** Begin DATA SHOWN **

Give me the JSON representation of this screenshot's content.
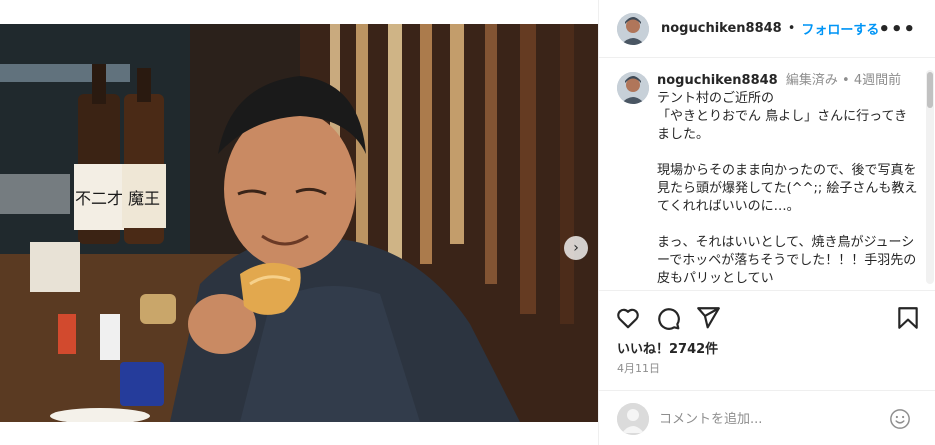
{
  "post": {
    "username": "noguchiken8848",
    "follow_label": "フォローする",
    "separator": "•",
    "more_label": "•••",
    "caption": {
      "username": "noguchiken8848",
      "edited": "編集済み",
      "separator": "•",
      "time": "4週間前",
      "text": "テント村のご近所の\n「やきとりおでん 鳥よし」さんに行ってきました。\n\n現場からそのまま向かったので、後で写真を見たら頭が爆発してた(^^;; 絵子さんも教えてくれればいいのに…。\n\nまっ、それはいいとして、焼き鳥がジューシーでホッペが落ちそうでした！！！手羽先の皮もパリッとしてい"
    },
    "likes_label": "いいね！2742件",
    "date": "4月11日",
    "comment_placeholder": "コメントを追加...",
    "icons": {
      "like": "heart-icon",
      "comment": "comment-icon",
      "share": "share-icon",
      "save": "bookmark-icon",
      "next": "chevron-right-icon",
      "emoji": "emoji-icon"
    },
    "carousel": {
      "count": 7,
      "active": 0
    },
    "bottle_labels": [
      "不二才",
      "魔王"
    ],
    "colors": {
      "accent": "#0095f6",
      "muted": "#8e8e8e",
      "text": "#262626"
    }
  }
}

** End DATA SHOWN **

- _REQUIREMENTS_:
Output the material word for word, omitting its pictures.

- _EXERCISE RESULT_:
Give me the JSON representation of this screenshot's content.
{
  "post": {
    "username": "noguchiken8848",
    "follow_label": "フォローする",
    "separator": "•",
    "more_label": "•••",
    "caption": {
      "username": "noguchiken8848",
      "edited": "編集済み",
      "separator": "•",
      "time": "4週間前",
      "text": "テント村のご近所の\n「やきとりおでん 鳥よし」さんに行ってきました。\n\n現場からそのまま向かったので、後で写真を見たら頭が爆発してた(^^;; 絵子さんも教えてくれればいいのに…。\n\nまっ、それはいいとして、焼き鳥がジューシーでホッペが落ちそうでした！！！手羽先の皮もパリッとしてい"
    },
    "likes_label": "いいね！2742件",
    "date": "4月11日",
    "comment_placeholder": "コメントを追加...",
    "icons": {
      "like": "heart-icon",
      "comment": "comment-icon",
      "share": "share-icon",
      "save": "bookmark-icon",
      "next": "chevron-right-icon",
      "emoji": "emoji-icon"
    },
    "carousel": {
      "count": 7,
      "active": 0
    },
    "bottle_labels": [
      "不二才",
      "魔王"
    ],
    "colors": {
      "accent": "#0095f6",
      "muted": "#8e8e8e",
      "text": "#262626"
    }
  }
}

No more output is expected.